▶ _Listed records_
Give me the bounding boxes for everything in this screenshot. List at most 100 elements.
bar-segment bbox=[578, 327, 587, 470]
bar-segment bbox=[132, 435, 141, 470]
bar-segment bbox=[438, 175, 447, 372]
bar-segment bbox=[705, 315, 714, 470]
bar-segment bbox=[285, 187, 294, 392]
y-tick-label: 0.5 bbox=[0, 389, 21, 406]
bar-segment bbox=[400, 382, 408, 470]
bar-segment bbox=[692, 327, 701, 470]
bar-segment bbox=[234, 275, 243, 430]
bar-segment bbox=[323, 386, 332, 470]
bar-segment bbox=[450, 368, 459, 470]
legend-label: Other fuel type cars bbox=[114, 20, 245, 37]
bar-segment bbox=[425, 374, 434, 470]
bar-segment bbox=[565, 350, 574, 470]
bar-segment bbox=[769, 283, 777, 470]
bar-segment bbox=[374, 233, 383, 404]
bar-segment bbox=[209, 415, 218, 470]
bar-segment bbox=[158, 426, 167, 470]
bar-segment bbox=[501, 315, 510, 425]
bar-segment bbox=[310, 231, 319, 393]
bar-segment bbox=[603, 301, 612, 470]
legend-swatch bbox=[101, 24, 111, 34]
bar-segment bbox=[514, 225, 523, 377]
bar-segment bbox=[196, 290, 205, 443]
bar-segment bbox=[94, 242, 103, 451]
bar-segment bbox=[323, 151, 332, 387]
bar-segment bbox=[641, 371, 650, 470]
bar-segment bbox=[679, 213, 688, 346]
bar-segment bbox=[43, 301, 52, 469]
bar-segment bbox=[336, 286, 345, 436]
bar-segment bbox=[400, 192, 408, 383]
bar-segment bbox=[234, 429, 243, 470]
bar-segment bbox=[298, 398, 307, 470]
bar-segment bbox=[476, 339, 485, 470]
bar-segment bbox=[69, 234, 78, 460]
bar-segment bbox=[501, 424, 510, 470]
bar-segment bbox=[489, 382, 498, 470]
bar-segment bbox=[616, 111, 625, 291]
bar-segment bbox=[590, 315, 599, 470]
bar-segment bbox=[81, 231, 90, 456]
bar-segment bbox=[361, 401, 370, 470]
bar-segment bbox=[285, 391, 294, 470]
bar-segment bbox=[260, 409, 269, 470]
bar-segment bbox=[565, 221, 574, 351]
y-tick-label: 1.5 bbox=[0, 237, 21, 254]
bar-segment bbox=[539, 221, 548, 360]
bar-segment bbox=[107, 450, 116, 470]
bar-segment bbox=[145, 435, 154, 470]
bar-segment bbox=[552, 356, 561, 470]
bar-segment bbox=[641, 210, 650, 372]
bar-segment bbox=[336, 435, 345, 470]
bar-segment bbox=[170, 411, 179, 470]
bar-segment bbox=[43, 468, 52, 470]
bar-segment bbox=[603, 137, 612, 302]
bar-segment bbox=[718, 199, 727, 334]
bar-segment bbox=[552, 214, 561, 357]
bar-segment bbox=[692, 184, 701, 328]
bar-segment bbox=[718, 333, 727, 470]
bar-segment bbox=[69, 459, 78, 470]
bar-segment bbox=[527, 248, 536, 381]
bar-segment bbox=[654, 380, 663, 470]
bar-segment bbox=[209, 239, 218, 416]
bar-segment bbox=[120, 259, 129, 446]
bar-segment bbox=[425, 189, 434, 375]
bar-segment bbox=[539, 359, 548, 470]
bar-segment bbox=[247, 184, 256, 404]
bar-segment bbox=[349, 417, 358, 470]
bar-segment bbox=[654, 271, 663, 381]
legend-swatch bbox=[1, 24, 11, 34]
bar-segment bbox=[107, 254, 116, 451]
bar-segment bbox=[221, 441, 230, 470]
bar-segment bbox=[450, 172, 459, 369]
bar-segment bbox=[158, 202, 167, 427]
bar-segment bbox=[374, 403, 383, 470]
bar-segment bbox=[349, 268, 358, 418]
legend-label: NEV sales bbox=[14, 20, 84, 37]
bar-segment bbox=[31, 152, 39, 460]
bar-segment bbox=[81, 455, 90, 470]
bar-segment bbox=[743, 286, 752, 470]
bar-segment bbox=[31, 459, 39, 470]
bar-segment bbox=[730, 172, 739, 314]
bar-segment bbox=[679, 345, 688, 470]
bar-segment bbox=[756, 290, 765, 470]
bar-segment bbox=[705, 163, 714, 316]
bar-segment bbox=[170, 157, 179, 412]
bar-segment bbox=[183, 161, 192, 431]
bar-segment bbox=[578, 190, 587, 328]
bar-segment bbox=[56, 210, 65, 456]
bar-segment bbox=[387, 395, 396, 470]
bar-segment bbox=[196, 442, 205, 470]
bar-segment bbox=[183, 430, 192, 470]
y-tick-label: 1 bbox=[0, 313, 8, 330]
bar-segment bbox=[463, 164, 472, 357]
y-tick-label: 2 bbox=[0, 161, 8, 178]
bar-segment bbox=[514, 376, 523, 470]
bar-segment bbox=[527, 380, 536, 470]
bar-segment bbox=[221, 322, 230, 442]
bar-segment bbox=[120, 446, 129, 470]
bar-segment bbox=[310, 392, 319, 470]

▶ _Problem requirements_
Please reproduce the rows above, substituting "legend-key" for each "legend-swatch" and leaving everything else unchanged.

▶ _Solution to this exercise_
Give me the bounding boxes for everything in this screenshot. List at most 100 elements.
bar-segment bbox=[578, 327, 587, 470]
bar-segment bbox=[132, 435, 141, 470]
bar-segment bbox=[438, 175, 447, 372]
bar-segment bbox=[705, 315, 714, 470]
bar-segment bbox=[285, 187, 294, 392]
y-tick-label: 0.5 bbox=[0, 389, 21, 406]
bar-segment bbox=[400, 382, 408, 470]
bar-segment bbox=[692, 327, 701, 470]
bar-segment bbox=[234, 275, 243, 430]
bar-segment bbox=[323, 386, 332, 470]
bar-segment bbox=[450, 368, 459, 470]
legend-label: Other fuel type cars bbox=[114, 20, 245, 37]
bar-segment bbox=[425, 374, 434, 470]
bar-segment bbox=[565, 350, 574, 470]
bar-segment bbox=[769, 283, 777, 470]
bar-segment bbox=[374, 233, 383, 404]
bar-segment bbox=[209, 415, 218, 470]
bar-segment bbox=[158, 426, 167, 470]
bar-segment bbox=[501, 315, 510, 425]
bar-segment bbox=[310, 231, 319, 393]
bar-segment bbox=[603, 301, 612, 470]
legend-key bbox=[101, 24, 111, 34]
bar-segment bbox=[514, 225, 523, 377]
bar-segment bbox=[196, 290, 205, 443]
bar-segment bbox=[94, 242, 103, 451]
bar-segment bbox=[323, 151, 332, 387]
bar-segment bbox=[641, 371, 650, 470]
bar-segment bbox=[679, 213, 688, 346]
bar-segment bbox=[43, 301, 52, 469]
bar-segment bbox=[336, 286, 345, 436]
bar-segment bbox=[400, 192, 408, 383]
bar-segment bbox=[234, 429, 243, 470]
bar-segment bbox=[298, 398, 307, 470]
bar-segment bbox=[476, 339, 485, 470]
bar-segment bbox=[69, 234, 78, 460]
bar-segment bbox=[501, 424, 510, 470]
bar-segment bbox=[489, 382, 498, 470]
bar-segment bbox=[616, 111, 625, 291]
bar-segment bbox=[590, 315, 599, 470]
bar-segment bbox=[81, 231, 90, 456]
bar-segment bbox=[361, 401, 370, 470]
bar-segment bbox=[285, 391, 294, 470]
bar-segment bbox=[260, 409, 269, 470]
bar-segment bbox=[565, 221, 574, 351]
y-tick-label: 1.5 bbox=[0, 237, 21, 254]
bar-segment bbox=[539, 221, 548, 360]
bar-segment bbox=[107, 450, 116, 470]
bar-segment bbox=[145, 435, 154, 470]
bar-segment bbox=[552, 356, 561, 470]
bar-segment bbox=[641, 210, 650, 372]
bar-segment bbox=[336, 435, 345, 470]
bar-segment bbox=[170, 411, 179, 470]
bar-segment bbox=[43, 468, 52, 470]
bar-segment bbox=[603, 137, 612, 302]
bar-segment bbox=[718, 199, 727, 334]
bar-segment bbox=[552, 214, 561, 357]
bar-segment bbox=[692, 184, 701, 328]
bar-segment bbox=[718, 333, 727, 470]
bar-segment bbox=[69, 459, 78, 470]
bar-segment bbox=[527, 248, 536, 381]
bar-segment bbox=[654, 380, 663, 470]
bar-segment bbox=[209, 239, 218, 416]
bar-segment bbox=[120, 259, 129, 446]
bar-segment bbox=[425, 189, 434, 375]
bar-segment bbox=[539, 359, 548, 470]
bar-segment bbox=[247, 184, 256, 404]
bar-segment bbox=[349, 417, 358, 470]
bar-segment bbox=[654, 271, 663, 381]
legend-key bbox=[1, 24, 11, 34]
bar-segment bbox=[107, 254, 116, 451]
bar-segment bbox=[221, 441, 230, 470]
bar-segment bbox=[450, 172, 459, 369]
bar-segment bbox=[158, 202, 167, 427]
bar-segment bbox=[374, 403, 383, 470]
bar-segment bbox=[349, 268, 358, 418]
legend-label: NEV sales bbox=[14, 20, 84, 37]
bar-segment bbox=[31, 152, 39, 460]
bar-segment bbox=[81, 455, 90, 470]
bar-segment bbox=[743, 286, 752, 470]
bar-segment bbox=[31, 459, 39, 470]
bar-segment bbox=[730, 172, 739, 314]
bar-segment bbox=[679, 345, 688, 470]
bar-segment bbox=[756, 290, 765, 470]
bar-segment bbox=[705, 163, 714, 316]
bar-segment bbox=[170, 157, 179, 412]
bar-segment bbox=[183, 161, 192, 431]
bar-segment bbox=[578, 190, 587, 328]
bar-segment bbox=[56, 210, 65, 456]
bar-segment bbox=[387, 395, 396, 470]
bar-segment bbox=[196, 442, 205, 470]
bar-segment bbox=[183, 430, 192, 470]
y-tick-label: 1 bbox=[0, 313, 8, 330]
bar-segment bbox=[463, 164, 472, 357]
y-tick-label: 2 bbox=[0, 161, 8, 178]
bar-segment bbox=[514, 376, 523, 470]
bar-segment bbox=[527, 380, 536, 470]
bar-segment bbox=[221, 322, 230, 442]
bar-segment bbox=[120, 446, 129, 470]
bar-segment bbox=[310, 392, 319, 470]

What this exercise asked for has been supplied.